Given problem: Count every line that has the word "panel" in it; give no more than the number.

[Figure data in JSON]
-.-.-

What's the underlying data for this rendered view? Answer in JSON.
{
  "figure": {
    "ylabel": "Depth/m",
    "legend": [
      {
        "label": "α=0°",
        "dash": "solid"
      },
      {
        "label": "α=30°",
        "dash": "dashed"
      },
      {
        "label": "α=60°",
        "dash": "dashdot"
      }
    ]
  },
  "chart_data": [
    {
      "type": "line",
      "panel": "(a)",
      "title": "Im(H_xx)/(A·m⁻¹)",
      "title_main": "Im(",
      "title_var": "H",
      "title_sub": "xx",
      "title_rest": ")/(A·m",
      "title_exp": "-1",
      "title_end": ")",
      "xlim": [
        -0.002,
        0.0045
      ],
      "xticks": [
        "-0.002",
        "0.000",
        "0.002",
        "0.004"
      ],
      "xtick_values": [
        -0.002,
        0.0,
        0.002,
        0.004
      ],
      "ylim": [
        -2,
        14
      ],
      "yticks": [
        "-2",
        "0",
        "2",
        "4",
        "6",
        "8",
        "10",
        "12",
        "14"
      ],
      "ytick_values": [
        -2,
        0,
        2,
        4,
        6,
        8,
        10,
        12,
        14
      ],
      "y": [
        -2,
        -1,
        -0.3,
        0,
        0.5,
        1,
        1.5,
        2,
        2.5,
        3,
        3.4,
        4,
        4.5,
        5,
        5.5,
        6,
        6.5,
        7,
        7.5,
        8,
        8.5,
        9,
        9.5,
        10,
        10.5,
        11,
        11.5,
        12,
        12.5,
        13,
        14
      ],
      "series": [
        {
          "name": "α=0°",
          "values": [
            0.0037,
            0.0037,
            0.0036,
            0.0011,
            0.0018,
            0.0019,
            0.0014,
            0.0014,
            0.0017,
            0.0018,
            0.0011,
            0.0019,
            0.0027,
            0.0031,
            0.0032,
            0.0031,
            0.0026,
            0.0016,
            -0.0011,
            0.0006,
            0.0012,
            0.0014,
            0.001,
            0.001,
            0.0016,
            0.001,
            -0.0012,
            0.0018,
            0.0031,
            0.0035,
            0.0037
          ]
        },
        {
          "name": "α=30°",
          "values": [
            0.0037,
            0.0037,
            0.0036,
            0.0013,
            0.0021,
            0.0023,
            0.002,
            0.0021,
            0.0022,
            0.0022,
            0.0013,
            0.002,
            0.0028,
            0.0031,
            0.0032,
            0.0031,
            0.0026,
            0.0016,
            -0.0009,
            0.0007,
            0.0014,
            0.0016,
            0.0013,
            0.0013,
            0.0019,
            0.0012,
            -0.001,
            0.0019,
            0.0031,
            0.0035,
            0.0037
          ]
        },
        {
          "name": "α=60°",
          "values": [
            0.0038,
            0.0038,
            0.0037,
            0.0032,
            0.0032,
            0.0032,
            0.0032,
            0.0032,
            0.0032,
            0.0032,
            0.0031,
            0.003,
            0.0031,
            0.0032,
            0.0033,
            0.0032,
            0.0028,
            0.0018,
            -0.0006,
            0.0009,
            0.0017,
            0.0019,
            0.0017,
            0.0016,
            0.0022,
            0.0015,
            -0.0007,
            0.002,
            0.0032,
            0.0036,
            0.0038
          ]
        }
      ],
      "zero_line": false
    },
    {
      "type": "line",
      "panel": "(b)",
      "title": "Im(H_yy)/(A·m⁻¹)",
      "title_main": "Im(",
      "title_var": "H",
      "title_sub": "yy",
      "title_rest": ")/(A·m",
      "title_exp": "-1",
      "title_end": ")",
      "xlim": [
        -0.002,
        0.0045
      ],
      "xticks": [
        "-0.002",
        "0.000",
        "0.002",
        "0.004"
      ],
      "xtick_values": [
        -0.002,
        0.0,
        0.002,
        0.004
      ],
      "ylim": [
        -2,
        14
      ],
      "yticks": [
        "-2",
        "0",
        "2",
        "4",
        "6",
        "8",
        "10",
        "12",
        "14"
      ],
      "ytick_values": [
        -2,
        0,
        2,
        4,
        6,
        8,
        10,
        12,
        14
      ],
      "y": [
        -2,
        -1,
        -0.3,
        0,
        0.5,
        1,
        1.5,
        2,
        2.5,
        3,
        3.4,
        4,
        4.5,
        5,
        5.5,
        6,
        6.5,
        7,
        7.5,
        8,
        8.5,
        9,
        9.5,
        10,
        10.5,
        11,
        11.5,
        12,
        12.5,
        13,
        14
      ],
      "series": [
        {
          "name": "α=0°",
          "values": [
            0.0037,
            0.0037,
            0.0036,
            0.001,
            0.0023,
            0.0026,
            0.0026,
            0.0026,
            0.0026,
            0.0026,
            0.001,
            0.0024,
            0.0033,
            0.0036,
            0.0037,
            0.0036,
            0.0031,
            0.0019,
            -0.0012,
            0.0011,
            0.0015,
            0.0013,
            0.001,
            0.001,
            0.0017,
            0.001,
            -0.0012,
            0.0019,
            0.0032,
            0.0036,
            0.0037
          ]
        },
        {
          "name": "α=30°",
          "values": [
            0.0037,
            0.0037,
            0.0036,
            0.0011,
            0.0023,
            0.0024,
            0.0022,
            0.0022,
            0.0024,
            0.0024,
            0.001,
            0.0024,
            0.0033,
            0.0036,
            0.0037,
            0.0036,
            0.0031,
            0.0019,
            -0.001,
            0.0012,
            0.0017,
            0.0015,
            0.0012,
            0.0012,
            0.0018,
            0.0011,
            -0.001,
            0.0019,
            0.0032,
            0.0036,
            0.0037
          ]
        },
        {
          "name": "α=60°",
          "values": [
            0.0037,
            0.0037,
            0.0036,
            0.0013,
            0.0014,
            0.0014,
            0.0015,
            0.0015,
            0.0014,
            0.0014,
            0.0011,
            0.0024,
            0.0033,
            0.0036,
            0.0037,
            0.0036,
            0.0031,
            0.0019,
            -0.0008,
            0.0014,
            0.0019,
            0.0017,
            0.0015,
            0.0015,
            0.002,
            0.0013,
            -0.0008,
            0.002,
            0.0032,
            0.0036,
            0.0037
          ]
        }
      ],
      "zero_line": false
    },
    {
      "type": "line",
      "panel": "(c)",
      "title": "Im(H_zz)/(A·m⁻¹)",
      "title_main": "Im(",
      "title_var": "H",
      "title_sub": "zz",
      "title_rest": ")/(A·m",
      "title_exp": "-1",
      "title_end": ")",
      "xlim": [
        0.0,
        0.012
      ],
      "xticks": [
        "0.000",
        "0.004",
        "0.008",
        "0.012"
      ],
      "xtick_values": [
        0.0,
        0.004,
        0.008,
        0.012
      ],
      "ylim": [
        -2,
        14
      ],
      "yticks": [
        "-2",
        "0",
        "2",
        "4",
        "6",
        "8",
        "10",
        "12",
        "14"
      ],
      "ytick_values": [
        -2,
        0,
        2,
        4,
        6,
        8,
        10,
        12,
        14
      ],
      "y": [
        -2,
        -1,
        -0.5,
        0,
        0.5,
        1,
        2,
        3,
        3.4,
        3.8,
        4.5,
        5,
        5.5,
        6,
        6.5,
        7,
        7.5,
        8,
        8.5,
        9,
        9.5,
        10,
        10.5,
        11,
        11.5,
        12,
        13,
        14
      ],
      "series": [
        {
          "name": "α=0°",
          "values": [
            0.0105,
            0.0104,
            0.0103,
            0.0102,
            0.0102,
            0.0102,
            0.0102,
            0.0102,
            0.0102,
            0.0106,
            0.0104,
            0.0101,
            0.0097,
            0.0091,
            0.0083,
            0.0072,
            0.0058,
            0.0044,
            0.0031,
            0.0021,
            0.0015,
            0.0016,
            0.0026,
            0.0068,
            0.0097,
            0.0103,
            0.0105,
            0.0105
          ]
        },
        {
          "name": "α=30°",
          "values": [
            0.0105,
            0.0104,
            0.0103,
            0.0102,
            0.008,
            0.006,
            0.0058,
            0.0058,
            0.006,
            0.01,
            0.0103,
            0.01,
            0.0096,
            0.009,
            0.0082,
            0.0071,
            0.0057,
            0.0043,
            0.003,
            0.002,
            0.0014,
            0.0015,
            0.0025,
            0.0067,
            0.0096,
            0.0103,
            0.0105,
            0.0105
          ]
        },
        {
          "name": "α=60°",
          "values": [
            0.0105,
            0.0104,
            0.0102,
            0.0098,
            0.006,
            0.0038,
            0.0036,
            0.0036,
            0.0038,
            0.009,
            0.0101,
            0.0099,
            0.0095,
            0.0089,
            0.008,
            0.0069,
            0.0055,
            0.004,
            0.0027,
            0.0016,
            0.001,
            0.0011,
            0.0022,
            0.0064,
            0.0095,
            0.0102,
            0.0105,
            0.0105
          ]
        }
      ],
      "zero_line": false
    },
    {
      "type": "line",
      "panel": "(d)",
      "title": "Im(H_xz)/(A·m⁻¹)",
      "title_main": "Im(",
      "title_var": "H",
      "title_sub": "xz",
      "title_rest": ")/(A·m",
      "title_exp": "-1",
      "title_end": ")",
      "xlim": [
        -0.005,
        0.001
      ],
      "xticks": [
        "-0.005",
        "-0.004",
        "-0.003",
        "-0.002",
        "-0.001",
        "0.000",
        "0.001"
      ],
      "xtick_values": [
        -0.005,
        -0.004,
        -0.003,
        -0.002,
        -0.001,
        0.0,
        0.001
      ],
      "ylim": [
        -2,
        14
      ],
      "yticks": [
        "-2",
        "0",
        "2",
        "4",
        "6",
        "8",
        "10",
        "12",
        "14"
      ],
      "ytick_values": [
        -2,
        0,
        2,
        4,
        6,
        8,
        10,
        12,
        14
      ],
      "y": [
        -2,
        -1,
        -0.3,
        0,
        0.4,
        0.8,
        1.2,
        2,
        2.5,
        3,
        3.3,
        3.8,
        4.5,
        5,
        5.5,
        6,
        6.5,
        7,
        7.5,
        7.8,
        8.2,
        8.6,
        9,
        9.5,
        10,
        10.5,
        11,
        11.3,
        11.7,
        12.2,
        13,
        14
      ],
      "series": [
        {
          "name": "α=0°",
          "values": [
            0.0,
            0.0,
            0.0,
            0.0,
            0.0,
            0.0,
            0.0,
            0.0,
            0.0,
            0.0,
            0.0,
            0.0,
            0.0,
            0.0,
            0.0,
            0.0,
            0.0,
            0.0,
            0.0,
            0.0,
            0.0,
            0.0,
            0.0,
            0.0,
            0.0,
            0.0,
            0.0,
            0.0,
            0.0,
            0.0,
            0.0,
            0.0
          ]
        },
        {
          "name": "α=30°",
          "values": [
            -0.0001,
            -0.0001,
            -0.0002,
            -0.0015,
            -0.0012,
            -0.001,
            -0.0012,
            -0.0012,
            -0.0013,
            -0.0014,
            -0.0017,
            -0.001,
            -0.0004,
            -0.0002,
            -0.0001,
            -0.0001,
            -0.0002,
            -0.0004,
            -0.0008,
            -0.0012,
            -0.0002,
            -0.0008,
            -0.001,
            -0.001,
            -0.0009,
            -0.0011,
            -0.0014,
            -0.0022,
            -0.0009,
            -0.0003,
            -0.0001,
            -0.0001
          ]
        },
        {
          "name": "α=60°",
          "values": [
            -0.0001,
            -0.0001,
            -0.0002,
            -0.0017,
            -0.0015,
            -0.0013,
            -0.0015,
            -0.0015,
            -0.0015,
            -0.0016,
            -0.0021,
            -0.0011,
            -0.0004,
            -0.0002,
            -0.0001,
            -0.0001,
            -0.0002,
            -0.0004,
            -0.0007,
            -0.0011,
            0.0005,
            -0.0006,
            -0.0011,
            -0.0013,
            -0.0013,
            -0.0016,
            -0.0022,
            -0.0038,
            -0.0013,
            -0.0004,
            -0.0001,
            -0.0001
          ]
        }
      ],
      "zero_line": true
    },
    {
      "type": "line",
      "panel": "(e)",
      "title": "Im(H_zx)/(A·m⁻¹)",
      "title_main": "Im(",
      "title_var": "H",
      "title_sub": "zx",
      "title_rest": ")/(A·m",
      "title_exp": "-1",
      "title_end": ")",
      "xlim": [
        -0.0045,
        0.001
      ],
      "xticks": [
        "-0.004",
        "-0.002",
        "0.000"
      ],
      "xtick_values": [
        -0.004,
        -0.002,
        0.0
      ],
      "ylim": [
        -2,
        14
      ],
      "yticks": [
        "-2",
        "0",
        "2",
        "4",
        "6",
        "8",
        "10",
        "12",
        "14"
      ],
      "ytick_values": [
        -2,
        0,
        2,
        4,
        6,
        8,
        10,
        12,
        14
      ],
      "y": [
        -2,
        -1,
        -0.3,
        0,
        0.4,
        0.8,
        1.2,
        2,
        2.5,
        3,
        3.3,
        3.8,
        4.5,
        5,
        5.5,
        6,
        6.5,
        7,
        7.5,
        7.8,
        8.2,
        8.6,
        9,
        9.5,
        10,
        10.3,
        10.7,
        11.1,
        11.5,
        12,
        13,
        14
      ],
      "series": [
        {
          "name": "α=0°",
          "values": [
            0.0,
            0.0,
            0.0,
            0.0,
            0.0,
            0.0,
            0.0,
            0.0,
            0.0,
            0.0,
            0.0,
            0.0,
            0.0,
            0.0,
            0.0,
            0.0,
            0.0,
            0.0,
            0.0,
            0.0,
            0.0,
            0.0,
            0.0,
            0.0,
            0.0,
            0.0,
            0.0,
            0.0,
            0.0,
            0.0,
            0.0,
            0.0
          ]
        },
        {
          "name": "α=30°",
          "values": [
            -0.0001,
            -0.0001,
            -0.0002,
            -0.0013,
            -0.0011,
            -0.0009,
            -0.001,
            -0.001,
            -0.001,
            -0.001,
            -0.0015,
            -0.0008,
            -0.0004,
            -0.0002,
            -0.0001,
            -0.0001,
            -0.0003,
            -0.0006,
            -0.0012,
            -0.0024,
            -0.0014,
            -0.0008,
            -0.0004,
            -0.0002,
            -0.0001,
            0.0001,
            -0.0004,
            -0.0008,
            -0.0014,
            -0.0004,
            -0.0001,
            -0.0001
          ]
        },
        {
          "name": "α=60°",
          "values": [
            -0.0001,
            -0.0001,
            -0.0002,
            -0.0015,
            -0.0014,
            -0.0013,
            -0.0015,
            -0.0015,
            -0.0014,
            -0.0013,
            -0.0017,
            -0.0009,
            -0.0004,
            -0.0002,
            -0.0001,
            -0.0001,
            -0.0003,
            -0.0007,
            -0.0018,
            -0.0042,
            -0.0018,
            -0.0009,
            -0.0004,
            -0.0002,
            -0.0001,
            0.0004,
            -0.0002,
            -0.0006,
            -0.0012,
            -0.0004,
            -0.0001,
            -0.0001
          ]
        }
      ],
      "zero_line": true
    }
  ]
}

-.-.-

Written answer: 5